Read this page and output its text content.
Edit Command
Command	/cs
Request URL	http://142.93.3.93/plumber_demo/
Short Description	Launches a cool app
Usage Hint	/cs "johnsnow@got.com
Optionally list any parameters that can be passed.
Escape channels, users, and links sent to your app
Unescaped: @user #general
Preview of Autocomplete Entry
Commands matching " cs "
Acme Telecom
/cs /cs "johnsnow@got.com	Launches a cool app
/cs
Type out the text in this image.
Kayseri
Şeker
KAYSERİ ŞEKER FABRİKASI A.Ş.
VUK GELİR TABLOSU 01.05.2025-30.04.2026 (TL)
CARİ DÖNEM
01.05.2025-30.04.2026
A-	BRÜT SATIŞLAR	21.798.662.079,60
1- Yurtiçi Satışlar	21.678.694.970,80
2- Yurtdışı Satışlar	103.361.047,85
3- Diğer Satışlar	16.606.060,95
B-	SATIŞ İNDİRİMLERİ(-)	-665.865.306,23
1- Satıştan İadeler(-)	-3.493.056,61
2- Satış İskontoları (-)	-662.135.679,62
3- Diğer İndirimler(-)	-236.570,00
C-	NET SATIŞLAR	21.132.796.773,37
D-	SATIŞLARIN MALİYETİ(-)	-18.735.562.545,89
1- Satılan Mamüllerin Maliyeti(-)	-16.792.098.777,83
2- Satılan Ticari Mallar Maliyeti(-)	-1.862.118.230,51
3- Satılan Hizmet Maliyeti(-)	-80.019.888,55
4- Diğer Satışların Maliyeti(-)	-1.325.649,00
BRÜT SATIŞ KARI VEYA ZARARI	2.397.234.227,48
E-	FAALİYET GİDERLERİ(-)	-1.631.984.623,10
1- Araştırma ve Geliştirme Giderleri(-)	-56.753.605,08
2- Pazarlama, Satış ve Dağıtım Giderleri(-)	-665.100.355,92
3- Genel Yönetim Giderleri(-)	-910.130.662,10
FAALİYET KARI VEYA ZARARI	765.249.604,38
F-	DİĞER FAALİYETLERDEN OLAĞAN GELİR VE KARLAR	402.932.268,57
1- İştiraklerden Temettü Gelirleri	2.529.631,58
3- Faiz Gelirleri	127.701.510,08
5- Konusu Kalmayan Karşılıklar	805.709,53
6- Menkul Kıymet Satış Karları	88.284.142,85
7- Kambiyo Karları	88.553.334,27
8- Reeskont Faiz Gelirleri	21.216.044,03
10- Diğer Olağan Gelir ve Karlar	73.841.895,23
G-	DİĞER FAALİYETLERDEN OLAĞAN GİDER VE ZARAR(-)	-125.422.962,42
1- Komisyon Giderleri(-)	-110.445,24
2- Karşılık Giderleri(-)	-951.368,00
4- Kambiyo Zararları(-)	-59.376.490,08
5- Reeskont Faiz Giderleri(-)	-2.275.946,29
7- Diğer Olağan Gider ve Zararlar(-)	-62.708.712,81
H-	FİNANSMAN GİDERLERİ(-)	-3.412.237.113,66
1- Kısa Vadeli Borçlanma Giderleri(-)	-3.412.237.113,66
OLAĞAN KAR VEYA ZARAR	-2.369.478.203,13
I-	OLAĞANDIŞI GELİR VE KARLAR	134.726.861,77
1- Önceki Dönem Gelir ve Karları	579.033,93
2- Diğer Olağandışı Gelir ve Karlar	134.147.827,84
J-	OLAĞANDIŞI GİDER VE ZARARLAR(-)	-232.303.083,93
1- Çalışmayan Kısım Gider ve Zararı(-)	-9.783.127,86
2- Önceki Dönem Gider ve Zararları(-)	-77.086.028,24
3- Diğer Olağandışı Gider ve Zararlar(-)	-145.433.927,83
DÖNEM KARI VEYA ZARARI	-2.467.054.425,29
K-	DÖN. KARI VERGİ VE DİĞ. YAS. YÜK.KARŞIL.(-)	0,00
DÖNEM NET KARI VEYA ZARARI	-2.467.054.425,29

━━━━━━━━━━

Stated exercise:
Pick out the lines above containing the word "OLAĞANDIŞI", then copy them.

Answer for this exercise:
I-	OLAĞANDIŞI GELİR VE KARLAR	134.726.861,77
J-	OLAĞANDIŞI GİDER VE ZARARLAR(-)	-232.303.083,93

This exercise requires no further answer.